*Task directions*:
Without the pictures, print each of the records below exactly as it appears.

Dataset items
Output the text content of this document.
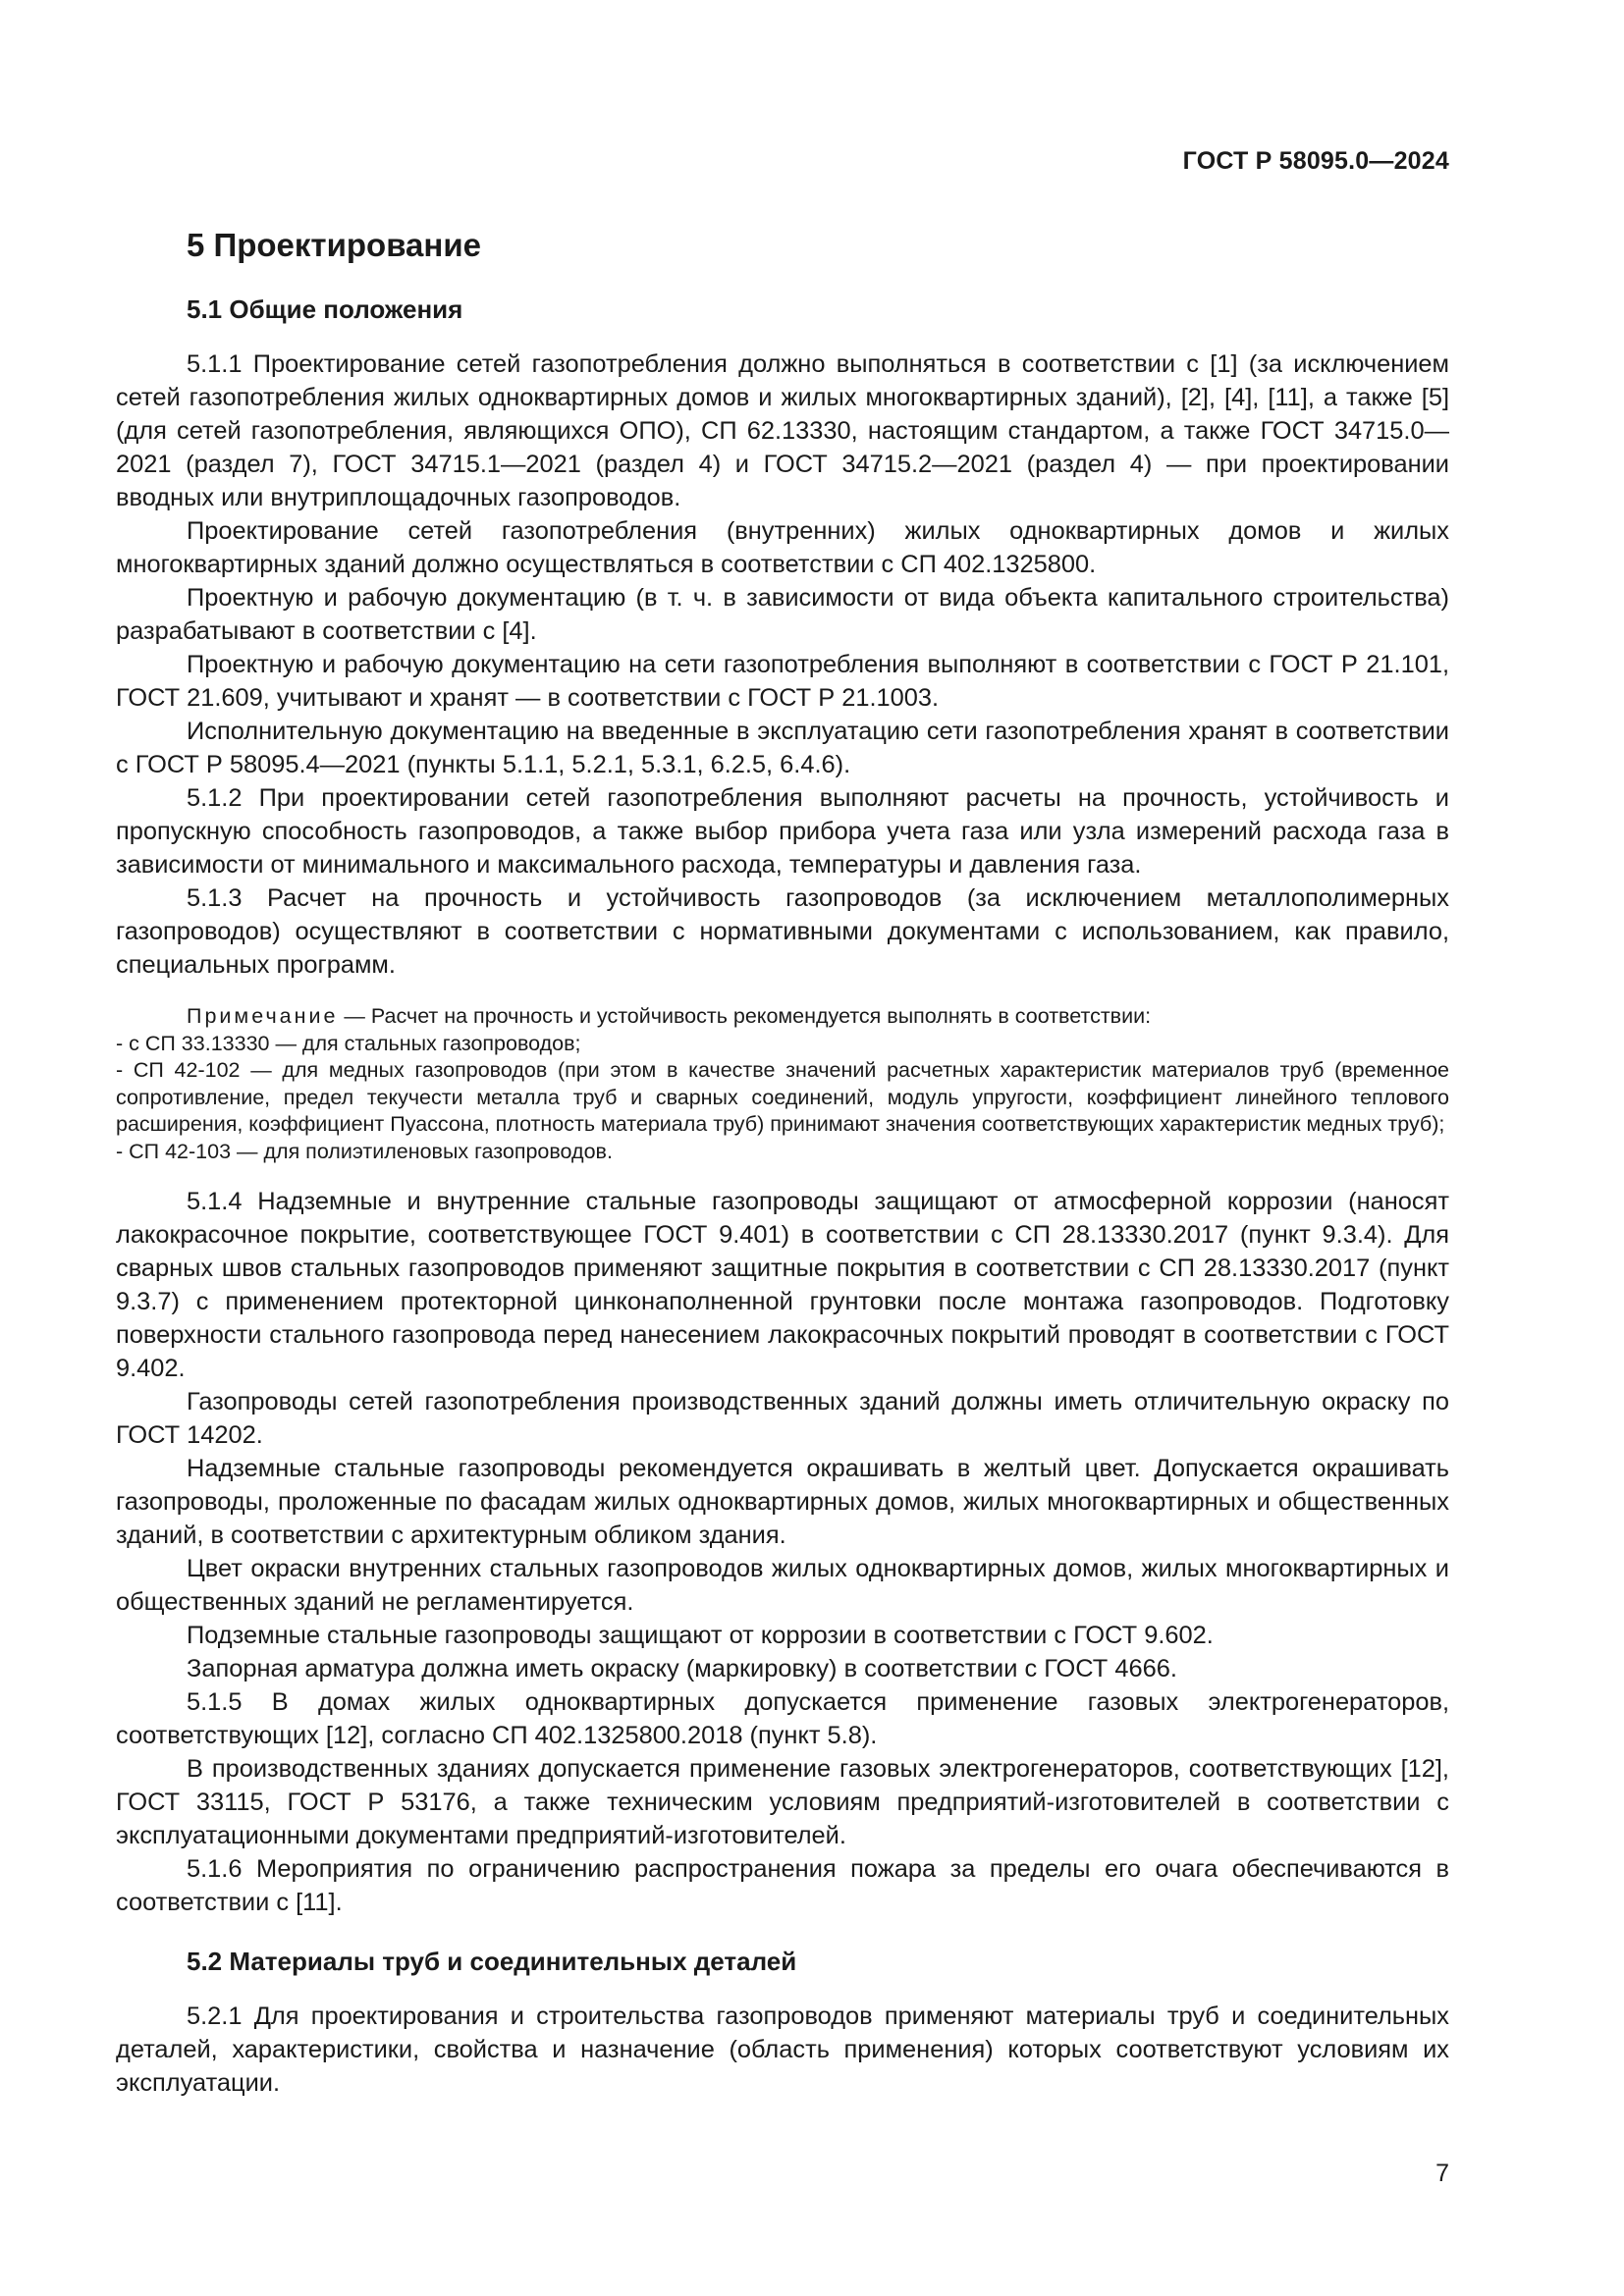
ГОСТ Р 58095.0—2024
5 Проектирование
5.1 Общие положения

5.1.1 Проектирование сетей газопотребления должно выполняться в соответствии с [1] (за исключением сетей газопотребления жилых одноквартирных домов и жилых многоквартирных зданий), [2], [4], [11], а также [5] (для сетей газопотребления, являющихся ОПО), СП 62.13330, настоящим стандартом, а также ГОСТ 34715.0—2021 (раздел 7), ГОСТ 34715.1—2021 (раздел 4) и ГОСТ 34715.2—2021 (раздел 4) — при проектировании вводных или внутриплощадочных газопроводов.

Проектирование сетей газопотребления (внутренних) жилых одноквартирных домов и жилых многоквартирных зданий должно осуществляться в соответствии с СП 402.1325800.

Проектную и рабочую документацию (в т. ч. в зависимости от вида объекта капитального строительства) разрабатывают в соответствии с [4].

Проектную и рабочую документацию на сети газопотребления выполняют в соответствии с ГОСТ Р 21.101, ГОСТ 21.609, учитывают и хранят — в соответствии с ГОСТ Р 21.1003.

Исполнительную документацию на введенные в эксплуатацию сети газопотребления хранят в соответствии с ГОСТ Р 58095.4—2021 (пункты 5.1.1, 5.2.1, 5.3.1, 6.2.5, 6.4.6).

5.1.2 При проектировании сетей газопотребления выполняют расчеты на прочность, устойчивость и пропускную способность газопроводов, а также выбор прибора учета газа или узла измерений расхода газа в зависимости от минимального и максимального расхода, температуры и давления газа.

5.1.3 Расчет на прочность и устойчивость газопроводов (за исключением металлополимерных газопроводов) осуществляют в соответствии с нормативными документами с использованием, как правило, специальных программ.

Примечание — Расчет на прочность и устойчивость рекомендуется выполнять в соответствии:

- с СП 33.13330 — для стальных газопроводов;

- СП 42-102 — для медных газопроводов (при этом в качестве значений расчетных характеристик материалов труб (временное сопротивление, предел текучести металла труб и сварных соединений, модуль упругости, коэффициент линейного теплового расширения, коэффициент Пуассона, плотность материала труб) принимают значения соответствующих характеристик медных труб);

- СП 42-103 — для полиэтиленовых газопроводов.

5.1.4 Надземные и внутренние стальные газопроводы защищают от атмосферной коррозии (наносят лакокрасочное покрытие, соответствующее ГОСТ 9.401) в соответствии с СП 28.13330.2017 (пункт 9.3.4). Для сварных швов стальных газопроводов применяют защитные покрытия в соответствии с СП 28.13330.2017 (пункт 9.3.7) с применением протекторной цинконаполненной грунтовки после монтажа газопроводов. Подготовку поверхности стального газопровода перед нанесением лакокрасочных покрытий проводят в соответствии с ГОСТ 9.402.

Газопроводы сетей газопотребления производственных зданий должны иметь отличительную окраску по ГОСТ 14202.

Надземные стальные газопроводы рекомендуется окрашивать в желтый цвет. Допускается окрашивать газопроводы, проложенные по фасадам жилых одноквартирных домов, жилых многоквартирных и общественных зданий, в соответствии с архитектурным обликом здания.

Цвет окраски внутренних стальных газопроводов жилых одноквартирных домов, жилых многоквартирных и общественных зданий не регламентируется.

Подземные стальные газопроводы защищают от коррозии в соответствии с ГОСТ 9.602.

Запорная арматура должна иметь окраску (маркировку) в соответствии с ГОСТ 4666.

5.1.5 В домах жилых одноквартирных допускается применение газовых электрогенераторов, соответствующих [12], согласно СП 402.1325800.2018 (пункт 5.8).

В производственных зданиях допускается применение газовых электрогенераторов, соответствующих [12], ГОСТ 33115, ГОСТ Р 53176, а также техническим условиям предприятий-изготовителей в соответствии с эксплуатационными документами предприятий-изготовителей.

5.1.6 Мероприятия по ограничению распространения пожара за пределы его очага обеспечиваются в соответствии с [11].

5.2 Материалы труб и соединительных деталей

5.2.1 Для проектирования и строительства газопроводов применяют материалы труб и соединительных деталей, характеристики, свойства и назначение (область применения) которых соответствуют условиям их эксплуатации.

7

*Solution*:
Output the text content of this document.
ГОСТ Р 58095.0—2024
5 Проектирование
5.1 Общие положения

5.1.1 Проектирование сетей газопотребления должно выполняться в соответствии с [1] (за исключением сетей газопотребления жилых одноквартирных домов и жилых многоквартирных зданий), [2], [4], [11], а также [5] (для сетей газопотребления, являющихся ОПО), СП 62.13330, настоящим стандартом, а также ГОСТ 34715.0—2021 (раздел 7), ГОСТ 34715.1—2021 (раздел 4) и ГОСТ 34715.2—2021 (раздел 4) — при проектировании вводных или внутриплощадочных газопроводов.

Проектирование сетей газопотребления (внутренних) жилых одноквартирных домов и жилых многоквартирных зданий должно осуществляться в соответствии с СП 402.1325800.

Проектную и рабочую документацию (в т. ч. в зависимости от вида объекта капитального строительства) разрабатывают в соответствии с [4].

Проектную и рабочую документацию на сети газопотребления выполняют в соответствии с ГОСТ Р 21.101, ГОСТ 21.609, учитывают и хранят — в соответствии с ГОСТ Р 21.1003.

Исполнительную документацию на введенные в эксплуатацию сети газопотребления хранят в соответствии с ГОСТ Р 58095.4—2021 (пункты 5.1.1, 5.2.1, 5.3.1, 6.2.5, 6.4.6).

5.1.2 При проектировании сетей газопотребления выполняют расчеты на прочность, устойчивость и пропускную способность газопроводов, а также выбор прибора учета газа или узла измерений расхода газа в зависимости от минимального и максимального расхода, температуры и давления газа.

5.1.3 Расчет на прочность и устойчивость газопроводов (за исключением металлополимерных газопроводов) осуществляют в соответствии с нормативными документами с использованием, как правило, специальных программ.

Примечание — Расчет на прочность и устойчивость рекомендуется выполнять в соответствии:

- с СП 33.13330 — для стальных газопроводов;

- СП 42-102 — для медных газопроводов (при этом в качестве значений расчетных характеристик материалов труб (временное сопротивление, предел текучести металла труб и сварных соединений, модуль упругости, коэффициент линейного теплового расширения, коэффициент Пуассона, плотность материала труб) принимают значения соответствующих характеристик медных труб);

- СП 42-103 — для полиэтиленовых газопроводов.

5.1.4 Надземные и внутренние стальные газопроводы защищают от атмосферной коррозии (наносят лакокрасочное покрытие, соответствующее ГОСТ 9.401) в соответствии с СП 28.13330.2017 (пункт 9.3.4). Для сварных швов стальных газопроводов применяют защитные покрытия в соответствии с СП 28.13330.2017 (пункт 9.3.7) с применением протекторной цинконаполненной грунтовки после монтажа газопроводов. Подготовку поверхности стального газопровода перед нанесением лакокрасочных покрытий проводят в соответствии с ГОСТ 9.402.

Газопроводы сетей газопотребления производственных зданий должны иметь отличительную окраску по ГОСТ 14202.

Надземные стальные газопроводы рекомендуется окрашивать в желтый цвет. Допускается окрашивать газопроводы, проложенные по фасадам жилых одноквартирных домов, жилых многоквартирных и общественных зданий, в соответствии с архитектурным обликом здания.

Цвет окраски внутренних стальных газопроводов жилых одноквартирных домов, жилых многоквартирных и общественных зданий не регламентируется.

Подземные стальные газопроводы защищают от коррозии в соответствии с ГОСТ 9.602.

Запорная арматура должна иметь окраску (маркировку) в соответствии с ГОСТ 4666.

5.1.5 В домах жилых одноквартирных допускается применение газовых электрогенераторов, соответствующих [12], согласно СП 402.1325800.2018 (пункт 5.8).

В производственных зданиях допускается применение газовых электрогенераторов, соответствующих [12], ГОСТ 33115, ГОСТ Р 53176, а также техническим условиям предприятий-изготовителей в соответствии с эксплуатационными документами предприятий-изготовителей.

5.1.6 Мероприятия по ограничению распространения пожара за пределы его очага обеспечиваются в соответствии с [11].

5.2 Материалы труб и соединительных деталей

5.2.1 Для проектирования и строительства газопроводов применяют материалы труб и соединительных деталей, характеристики, свойства и назначение (область применения) которых соответствуют условиям их эксплуатации.

7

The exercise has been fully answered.